- **Task directions**:
Update the entries from the first line up to and including the line with "y-tick-label: 400 <box>113 256 138 271</box>", changing every "y-gridline" to "horizontal-gridline" and keeping everything else unchanged. Give only those lines.

Collected data
= = = = =

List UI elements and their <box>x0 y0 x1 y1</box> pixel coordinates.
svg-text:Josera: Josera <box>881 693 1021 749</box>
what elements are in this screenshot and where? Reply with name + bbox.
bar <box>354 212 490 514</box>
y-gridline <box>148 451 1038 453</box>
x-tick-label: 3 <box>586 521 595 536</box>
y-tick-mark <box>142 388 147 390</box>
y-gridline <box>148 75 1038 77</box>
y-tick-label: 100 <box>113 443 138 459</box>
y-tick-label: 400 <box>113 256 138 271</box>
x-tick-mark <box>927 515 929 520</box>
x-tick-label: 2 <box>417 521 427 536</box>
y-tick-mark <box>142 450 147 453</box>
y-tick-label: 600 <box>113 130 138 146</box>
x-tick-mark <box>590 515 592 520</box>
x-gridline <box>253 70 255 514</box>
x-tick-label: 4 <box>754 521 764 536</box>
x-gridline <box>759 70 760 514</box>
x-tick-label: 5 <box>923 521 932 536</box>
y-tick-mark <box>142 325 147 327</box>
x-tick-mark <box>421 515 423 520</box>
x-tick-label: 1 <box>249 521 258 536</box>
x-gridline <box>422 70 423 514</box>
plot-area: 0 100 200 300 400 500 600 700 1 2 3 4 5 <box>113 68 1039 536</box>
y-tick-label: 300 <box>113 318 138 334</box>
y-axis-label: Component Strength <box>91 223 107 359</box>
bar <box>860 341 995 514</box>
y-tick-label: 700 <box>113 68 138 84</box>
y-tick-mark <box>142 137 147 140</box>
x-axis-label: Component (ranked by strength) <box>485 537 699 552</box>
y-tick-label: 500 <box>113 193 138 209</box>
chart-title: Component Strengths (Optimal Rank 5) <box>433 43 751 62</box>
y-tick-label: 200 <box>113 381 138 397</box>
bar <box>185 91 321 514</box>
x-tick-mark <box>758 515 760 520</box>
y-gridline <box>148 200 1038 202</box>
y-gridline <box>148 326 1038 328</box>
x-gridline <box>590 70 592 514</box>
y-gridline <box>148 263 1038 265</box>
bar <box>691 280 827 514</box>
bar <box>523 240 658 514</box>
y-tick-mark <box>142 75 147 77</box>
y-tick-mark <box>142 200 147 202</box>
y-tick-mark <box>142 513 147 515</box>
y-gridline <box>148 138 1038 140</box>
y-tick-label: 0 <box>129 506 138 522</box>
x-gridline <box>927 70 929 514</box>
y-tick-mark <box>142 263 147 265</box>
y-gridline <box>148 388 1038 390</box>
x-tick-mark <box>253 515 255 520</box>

= = = = =

- **Exercise output**:
List UI elements and their <box>x0 y0 x1 y1</box> pixel coordinates.
svg-text:Josera: Josera <box>881 693 1021 749</box>
what elements are in this screenshot and where? Reply with name + bbox.
bar <box>354 212 490 514</box>
horizontal-gridline <box>148 451 1038 453</box>
x-tick-label: 3 <box>586 521 595 536</box>
y-tick-mark <box>142 388 147 390</box>
horizontal-gridline <box>148 75 1038 77</box>
y-tick-label: 100 <box>113 443 138 459</box>
y-tick-label: 400 <box>113 256 138 271</box>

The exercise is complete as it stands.